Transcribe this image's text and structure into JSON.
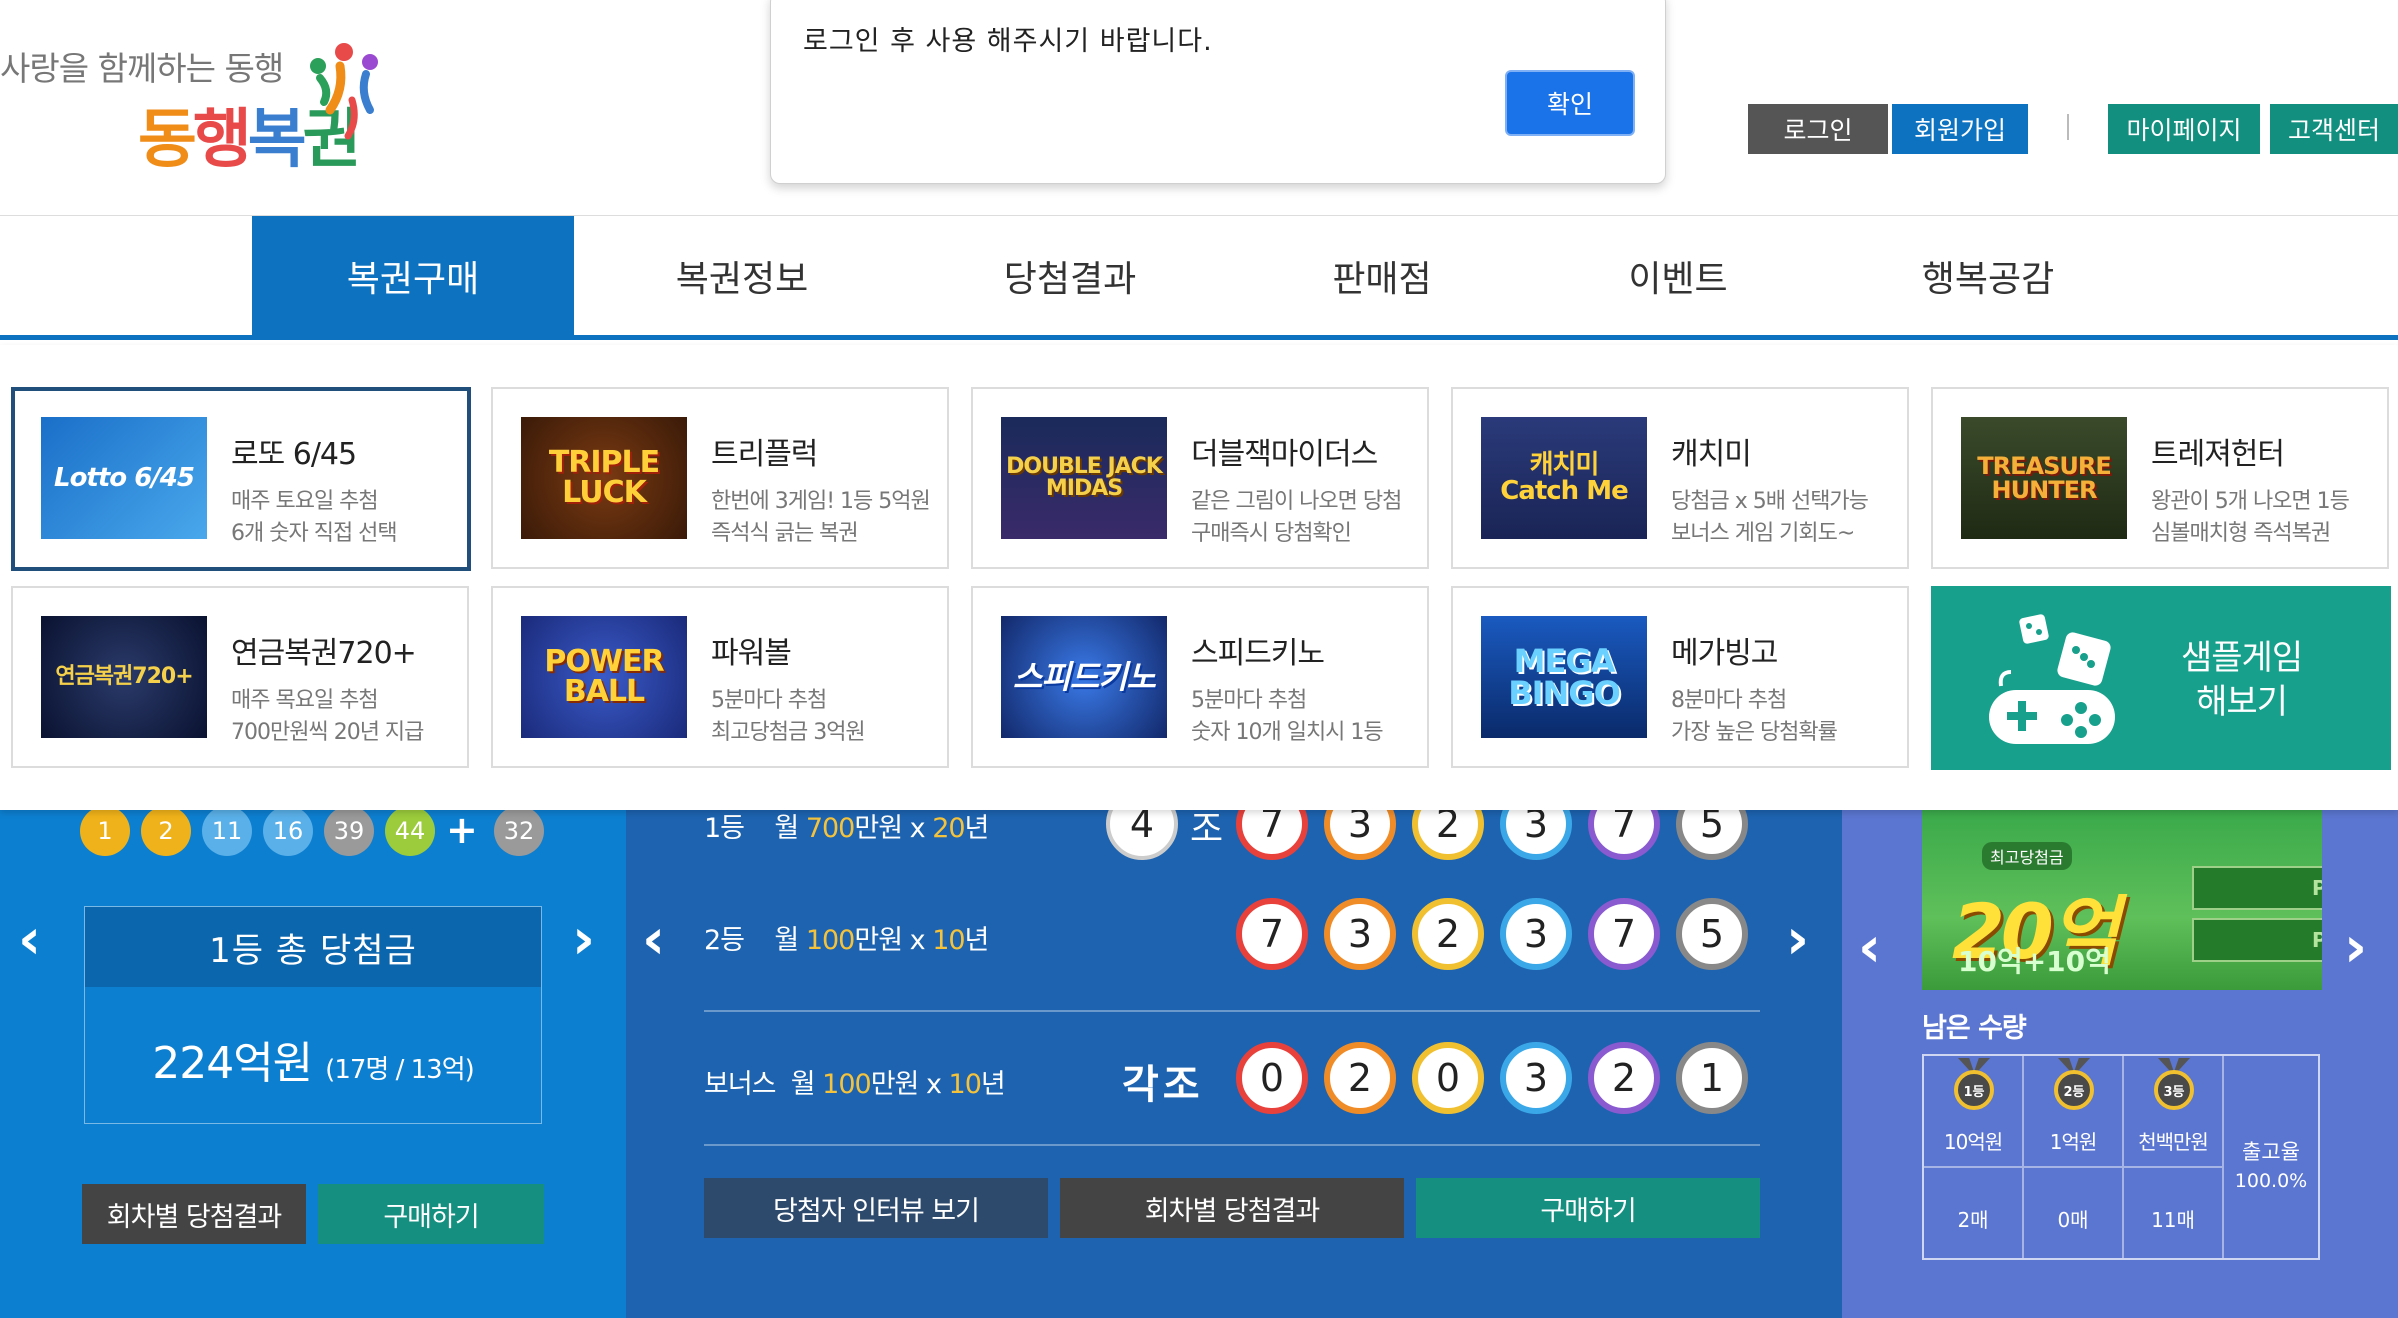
{
  "header": {
    "tagline": "사랑을 함께하는 동행",
    "logo_chars": [
      "동",
      "행",
      "복",
      "권"
    ],
    "links": [
      {
        "label": "로그인",
        "color": "#555555"
      },
      {
        "label": "회원가입",
        "color": "#0d72c0"
      },
      {
        "label": "마이페이지",
        "color": "#138f7f"
      },
      {
        "label": "고객센터",
        "color": "#138f7f"
      }
    ]
  },
  "dialog": {
    "message": "로그인 후 사용 해주시기 바랍니다.",
    "ok_label": "확인"
  },
  "nav": {
    "items": [
      "복권구매",
      "복권정보",
      "당첨결과",
      "판매점",
      "이벤트",
      "행복공감"
    ],
    "active_index": 0
  },
  "games": [
    {
      "title": "로또 6/45",
      "desc1": "매주 토요일 추첨",
      "desc2": "6개 숫자 직접 선택",
      "thumb_text": "Lotto 6/45",
      "icon": "lotto-logo-icon"
    },
    {
      "title": "트리플럭",
      "desc1": "한번에 3게임! 1등 5억원",
      "desc2": "즉석식 긁는 복권",
      "thumb_text": "TRIPLE LUCK",
      "icon": "triple-luck-logo-icon"
    },
    {
      "title": "더블잭마이더스",
      "desc1": "같은 그림이 나오면 당첨",
      "desc2": "구매즉시 당첨확인",
      "thumb_text": "DOUBLE JACK MIDAS",
      "icon": "doublejack-midas-logo-icon"
    },
    {
      "title": "캐치미",
      "desc1": "당첨금 x 5배 선택가능",
      "desc2": "보너스 게임 기회도~",
      "thumb_text": "캐치미 Catch Me",
      "icon": "catch-me-logo-icon"
    },
    {
      "title": "트레져헌터",
      "desc1": "왕관이 5개 나오면 1등",
      "desc2": "심볼매치형 즉석복권",
      "thumb_text": "TREASURE HUNTER",
      "icon": "treasure-hunter-logo-icon"
    },
    {
      "title": "연금복권720+",
      "desc1": "매주 목요일 추첨",
      "desc2": "700만원씩 20년 지급",
      "thumb_text": "연금복권720+",
      "icon": "pension-720-logo-icon"
    },
    {
      "title": "파워볼",
      "desc1": "5분마다 추첨",
      "desc2": "최고당첨금 3억원",
      "thumb_text": "POWER BALL",
      "icon": "powerball-logo-icon"
    },
    {
      "title": "스피드키노",
      "desc1": "5분마다 추첨",
      "desc2": "숫자 10개 일치시 1등",
      "thumb_text": "스피드키노",
      "icon": "speed-keno-logo-icon"
    },
    {
      "title": "메가빙고",
      "desc1": "8분마다 추첨",
      "desc2": "가장 높은 당첨확률",
      "thumb_text": "MEGA BINGO",
      "icon": "mega-bingo-logo-icon"
    }
  ],
  "sample_game": {
    "line1": "샘플게임",
    "line2": "해보기"
  },
  "lotto_panel": {
    "numbers": [
      {
        "n": "1",
        "color": "#f0b21a"
      },
      {
        "n": "2",
        "color": "#f0b21a"
      },
      {
        "n": "11",
        "color": "#5ab0e8"
      },
      {
        "n": "16",
        "color": "#5ab0e8"
      },
      {
        "n": "39",
        "color": "#9a9a9a"
      },
      {
        "n": "44",
        "color": "#9ccc3c"
      }
    ],
    "plus": "+",
    "bonus": {
      "n": "32",
      "color": "#9a9a9a"
    },
    "total_label": "1등 총 당첨금",
    "total_amount": "224억원",
    "total_detail": "(17명 / 13억)",
    "btn_results": "회차별 당첨결과",
    "btn_buy": "구매하기"
  },
  "pension_panel": {
    "rows": [
      {
        "rank": "1등",
        "pre": "월 ",
        "amount": "700",
        "unit": "만원 x ",
        "years": "20",
        "yunit": "년"
      },
      {
        "rank": "2등",
        "pre": "월 ",
        "amount": "100",
        "unit": "만원 x ",
        "years": "10",
        "yunit": "년"
      },
      {
        "rank": "보너스",
        "pre": "월 ",
        "amount": "100",
        "unit": "만원 x ",
        "years": "10",
        "yunit": "년"
      }
    ],
    "row1_group": "4",
    "row1_group_suffix": "조",
    "row1_digits": [
      "7",
      "3",
      "2",
      "3",
      "7",
      "5"
    ],
    "row2_digits": [
      "7",
      "3",
      "2",
      "3",
      "7",
      "5"
    ],
    "bonus_group": "각조",
    "bonus_digits": [
      "0",
      "2",
      "0",
      "3",
      "2",
      "1"
    ],
    "digit_colors": [
      "#e8413c",
      "#f08c28",
      "#f0c030",
      "#3aa8e8",
      "#8a5ad0",
      "#888888"
    ],
    "btn_interview": "당첨자 인터뷰 보기",
    "btn_results": "회차별 당첨결과",
    "btn_buy": "구매하기"
  },
  "instant_panel": {
    "promo_tag": "최고당첨금",
    "promo_prize": "20억",
    "promo_sub": "10억+10억",
    "promo_slot": "PRIZE",
    "remain_label": "남은 수량",
    "tiers": [
      {
        "medal": "1등",
        "name": "10억원",
        "count": "2매"
      },
      {
        "medal": "2등",
        "name": "1억원",
        "count": "0매"
      },
      {
        "medal": "3등",
        "name": "천백만원",
        "count": "11매"
      }
    ],
    "rate_label": "출고율",
    "rate_value": "100.0%"
  }
}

☆ ☆ ☆

## TASK TO CARRY OUT:
Looking at the data above, show all lines where the word "icon" occurs.

## SOLUTION FOR THIS TASK:
      "icon": "lotto-logo-icon"
      "icon": "triple-luck-logo-icon"
      "icon": "doublejack-midas-logo-icon"
      "icon": "catch-me-logo-icon"
      "icon": "treasure-hunter-logo-icon"
      "icon": "pension-720-logo-icon"
      "icon": "powerball-logo-icon"
      "icon": "speed-keno-logo-icon"
      "icon": "mega-bingo-logo-icon"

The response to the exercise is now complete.